(Figure content listings)
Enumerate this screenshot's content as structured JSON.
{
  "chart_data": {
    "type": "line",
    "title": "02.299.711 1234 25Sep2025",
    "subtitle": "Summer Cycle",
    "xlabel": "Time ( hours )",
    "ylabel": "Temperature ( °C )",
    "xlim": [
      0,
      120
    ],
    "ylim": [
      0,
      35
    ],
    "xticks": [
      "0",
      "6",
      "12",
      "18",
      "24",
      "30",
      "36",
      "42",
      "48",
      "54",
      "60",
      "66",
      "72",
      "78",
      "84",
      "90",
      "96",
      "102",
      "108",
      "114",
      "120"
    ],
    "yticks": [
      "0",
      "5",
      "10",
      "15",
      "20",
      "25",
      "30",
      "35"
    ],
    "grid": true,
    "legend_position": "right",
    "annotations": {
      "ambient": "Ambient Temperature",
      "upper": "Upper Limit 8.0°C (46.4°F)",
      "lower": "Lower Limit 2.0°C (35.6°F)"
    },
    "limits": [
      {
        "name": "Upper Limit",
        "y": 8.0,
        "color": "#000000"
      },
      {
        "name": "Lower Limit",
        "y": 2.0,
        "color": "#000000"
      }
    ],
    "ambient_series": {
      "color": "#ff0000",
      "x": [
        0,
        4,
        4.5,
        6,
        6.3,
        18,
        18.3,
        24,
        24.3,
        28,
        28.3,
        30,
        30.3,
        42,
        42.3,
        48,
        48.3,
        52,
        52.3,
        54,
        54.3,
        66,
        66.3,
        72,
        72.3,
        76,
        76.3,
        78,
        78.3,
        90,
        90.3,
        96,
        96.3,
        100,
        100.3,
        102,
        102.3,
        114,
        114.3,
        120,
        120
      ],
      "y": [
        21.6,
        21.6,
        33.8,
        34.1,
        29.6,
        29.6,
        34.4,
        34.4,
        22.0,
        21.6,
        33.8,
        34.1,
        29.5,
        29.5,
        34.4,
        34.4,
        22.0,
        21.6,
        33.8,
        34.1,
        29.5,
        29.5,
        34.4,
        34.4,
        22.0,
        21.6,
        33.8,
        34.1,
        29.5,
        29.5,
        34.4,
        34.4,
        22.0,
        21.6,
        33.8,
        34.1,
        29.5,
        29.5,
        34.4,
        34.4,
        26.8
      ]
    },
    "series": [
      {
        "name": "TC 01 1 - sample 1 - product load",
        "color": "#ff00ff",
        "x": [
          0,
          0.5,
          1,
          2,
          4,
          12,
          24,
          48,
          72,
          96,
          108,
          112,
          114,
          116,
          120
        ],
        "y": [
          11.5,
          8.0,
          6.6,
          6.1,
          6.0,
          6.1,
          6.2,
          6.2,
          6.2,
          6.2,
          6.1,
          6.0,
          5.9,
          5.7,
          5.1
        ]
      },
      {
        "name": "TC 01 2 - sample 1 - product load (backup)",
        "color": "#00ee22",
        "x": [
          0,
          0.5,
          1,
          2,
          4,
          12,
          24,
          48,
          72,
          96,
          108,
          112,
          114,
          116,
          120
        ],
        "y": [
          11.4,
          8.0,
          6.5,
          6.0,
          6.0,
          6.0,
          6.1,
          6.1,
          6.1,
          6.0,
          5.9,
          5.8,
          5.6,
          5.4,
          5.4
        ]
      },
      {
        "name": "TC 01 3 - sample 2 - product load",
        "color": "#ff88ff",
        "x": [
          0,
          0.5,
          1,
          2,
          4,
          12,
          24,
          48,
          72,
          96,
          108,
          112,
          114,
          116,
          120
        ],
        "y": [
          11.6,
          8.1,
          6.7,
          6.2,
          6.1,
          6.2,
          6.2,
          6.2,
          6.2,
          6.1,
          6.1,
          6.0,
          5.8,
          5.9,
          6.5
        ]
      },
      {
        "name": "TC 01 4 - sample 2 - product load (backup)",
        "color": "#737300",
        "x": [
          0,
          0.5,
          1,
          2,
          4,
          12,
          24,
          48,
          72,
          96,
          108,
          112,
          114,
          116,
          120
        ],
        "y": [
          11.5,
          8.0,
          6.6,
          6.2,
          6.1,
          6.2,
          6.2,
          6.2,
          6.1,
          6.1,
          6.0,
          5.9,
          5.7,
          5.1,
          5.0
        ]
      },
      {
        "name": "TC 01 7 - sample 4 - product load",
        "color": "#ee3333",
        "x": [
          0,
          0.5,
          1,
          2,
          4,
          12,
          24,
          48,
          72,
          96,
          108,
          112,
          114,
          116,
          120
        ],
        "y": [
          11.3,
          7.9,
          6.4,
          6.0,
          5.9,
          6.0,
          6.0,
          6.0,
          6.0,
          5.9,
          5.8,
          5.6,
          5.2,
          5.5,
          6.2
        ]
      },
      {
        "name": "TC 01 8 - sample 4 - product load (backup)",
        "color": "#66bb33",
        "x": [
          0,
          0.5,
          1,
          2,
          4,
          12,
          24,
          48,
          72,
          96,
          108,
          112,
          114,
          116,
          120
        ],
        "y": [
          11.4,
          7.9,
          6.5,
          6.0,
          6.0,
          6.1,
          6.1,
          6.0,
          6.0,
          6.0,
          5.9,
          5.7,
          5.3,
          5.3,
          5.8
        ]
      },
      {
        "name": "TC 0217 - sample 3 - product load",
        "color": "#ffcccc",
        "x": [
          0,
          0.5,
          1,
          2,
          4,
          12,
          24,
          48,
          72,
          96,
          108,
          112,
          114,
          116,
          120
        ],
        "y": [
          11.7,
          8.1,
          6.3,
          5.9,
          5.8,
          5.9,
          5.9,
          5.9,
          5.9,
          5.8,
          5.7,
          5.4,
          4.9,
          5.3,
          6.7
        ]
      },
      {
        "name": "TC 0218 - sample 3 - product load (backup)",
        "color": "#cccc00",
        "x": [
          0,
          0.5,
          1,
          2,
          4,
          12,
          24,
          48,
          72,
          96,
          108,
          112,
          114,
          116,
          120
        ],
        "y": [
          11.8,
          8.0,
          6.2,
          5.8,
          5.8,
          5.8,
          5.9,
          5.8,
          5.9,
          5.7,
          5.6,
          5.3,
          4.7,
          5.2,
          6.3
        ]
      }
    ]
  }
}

● **Work to complete**
Every record above should be output exactly.

● **Final answer**
Enumerate this screenshot's content as structured JSON.
{
  "chart_data": {
    "type": "line",
    "title": "02.299.711 1234 25Sep2025",
    "subtitle": "Summer Cycle",
    "xlabel": "Time ( hours )",
    "ylabel": "Temperature ( °C )",
    "xlim": [
      0,
      120
    ],
    "ylim": [
      0,
      35
    ],
    "xticks": [
      "0",
      "6",
      "12",
      "18",
      "24",
      "30",
      "36",
      "42",
      "48",
      "54",
      "60",
      "66",
      "72",
      "78",
      "84",
      "90",
      "96",
      "102",
      "108",
      "114",
      "120"
    ],
    "yticks": [
      "0",
      "5",
      "10",
      "15",
      "20",
      "25",
      "30",
      "35"
    ],
    "grid": true,
    "legend_position": "right",
    "annotations": {
      "ambient": "Ambient Temperature",
      "upper": "Upper Limit 8.0°C (46.4°F)",
      "lower": "Lower Limit 2.0°C (35.6°F)"
    },
    "limits": [
      {
        "name": "Upper Limit",
        "y": 8.0,
        "color": "#000000"
      },
      {
        "name": "Lower Limit",
        "y": 2.0,
        "color": "#000000"
      }
    ],
    "ambient_series": {
      "color": "#ff0000",
      "x": [
        0,
        4,
        4.5,
        6,
        6.3,
        18,
        18.3,
        24,
        24.3,
        28,
        28.3,
        30,
        30.3,
        42,
        42.3,
        48,
        48.3,
        52,
        52.3,
        54,
        54.3,
        66,
        66.3,
        72,
        72.3,
        76,
        76.3,
        78,
        78.3,
        90,
        90.3,
        96,
        96.3,
        100,
        100.3,
        102,
        102.3,
        114,
        114.3,
        120,
        120
      ],
      "y": [
        21.6,
        21.6,
        33.8,
        34.1,
        29.6,
        29.6,
        34.4,
        34.4,
        22.0,
        21.6,
        33.8,
        34.1,
        29.5,
        29.5,
        34.4,
        34.4,
        22.0,
        21.6,
        33.8,
        34.1,
        29.5,
        29.5,
        34.4,
        34.4,
        22.0,
        21.6,
        33.8,
        34.1,
        29.5,
        29.5,
        34.4,
        34.4,
        22.0,
        21.6,
        33.8,
        34.1,
        29.5,
        29.5,
        34.4,
        34.4,
        26.8
      ]
    },
    "series": [
      {
        "name": "TC 01 1 - sample 1 - product load",
        "color": "#ff00ff",
        "x": [
          0,
          0.5,
          1,
          2,
          4,
          12,
          24,
          48,
          72,
          96,
          108,
          112,
          114,
          116,
          120
        ],
        "y": [
          11.5,
          8.0,
          6.6,
          6.1,
          6.0,
          6.1,
          6.2,
          6.2,
          6.2,
          6.2,
          6.1,
          6.0,
          5.9,
          5.7,
          5.1
        ]
      },
      {
        "name": "TC 01 2 - sample 1 - product load (backup)",
        "color": "#00ee22",
        "x": [
          0,
          0.5,
          1,
          2,
          4,
          12,
          24,
          48,
          72,
          96,
          108,
          112,
          114,
          116,
          120
        ],
        "y": [
          11.4,
          8.0,
          6.5,
          6.0,
          6.0,
          6.0,
          6.1,
          6.1,
          6.1,
          6.0,
          5.9,
          5.8,
          5.6,
          5.4,
          5.4
        ]
      },
      {
        "name": "TC 01 3 - sample 2 - product load",
        "color": "#ff88ff",
        "x": [
          0,
          0.5,
          1,
          2,
          4,
          12,
          24,
          48,
          72,
          96,
          108,
          112,
          114,
          116,
          120
        ],
        "y": [
          11.6,
          8.1,
          6.7,
          6.2,
          6.1,
          6.2,
          6.2,
          6.2,
          6.2,
          6.1,
          6.1,
          6.0,
          5.8,
          5.9,
          6.5
        ]
      },
      {
        "name": "TC 01 4 - sample 2 - product load (backup)",
        "color": "#737300",
        "x": [
          0,
          0.5,
          1,
          2,
          4,
          12,
          24,
          48,
          72,
          96,
          108,
          112,
          114,
          116,
          120
        ],
        "y": [
          11.5,
          8.0,
          6.6,
          6.2,
          6.1,
          6.2,
          6.2,
          6.2,
          6.1,
          6.1,
          6.0,
          5.9,
          5.7,
          5.1,
          5.0
        ]
      },
      {
        "name": "TC 01 7 - sample 4 - product load",
        "color": "#ee3333",
        "x": [
          0,
          0.5,
          1,
          2,
          4,
          12,
          24,
          48,
          72,
          96,
          108,
          112,
          114,
          116,
          120
        ],
        "y": [
          11.3,
          7.9,
          6.4,
          6.0,
          5.9,
          6.0,
          6.0,
          6.0,
          6.0,
          5.9,
          5.8,
          5.6,
          5.2,
          5.5,
          6.2
        ]
      },
      {
        "name": "TC 01 8 - sample 4 - product load (backup)",
        "color": "#66bb33",
        "x": [
          0,
          0.5,
          1,
          2,
          4,
          12,
          24,
          48,
          72,
          96,
          108,
          112,
          114,
          116,
          120
        ],
        "y": [
          11.4,
          7.9,
          6.5,
          6.0,
          6.0,
          6.1,
          6.1,
          6.0,
          6.0,
          6.0,
          5.9,
          5.7,
          5.3,
          5.3,
          5.8
        ]
      },
      {
        "name": "TC 0217 - sample 3 - product load",
        "color": "#ffcccc",
        "x": [
          0,
          0.5,
          1,
          2,
          4,
          12,
          24,
          48,
          72,
          96,
          108,
          112,
          114,
          116,
          120
        ],
        "y": [
          11.7,
          8.1,
          6.3,
          5.9,
          5.8,
          5.9,
          5.9,
          5.9,
          5.9,
          5.8,
          5.7,
          5.4,
          4.9,
          5.3,
          6.7
        ]
      },
      {
        "name": "TC 0218 - sample 3 - product load (backup)",
        "color": "#cccc00",
        "x": [
          0,
          0.5,
          1,
          2,
          4,
          12,
          24,
          48,
          72,
          96,
          108,
          112,
          114,
          116,
          120
        ],
        "y": [
          11.8,
          8.0,
          6.2,
          5.8,
          5.8,
          5.8,
          5.9,
          5.8,
          5.9,
          5.7,
          5.6,
          5.3,
          4.7,
          5.2,
          6.3
        ]
      }
    ]
  }
}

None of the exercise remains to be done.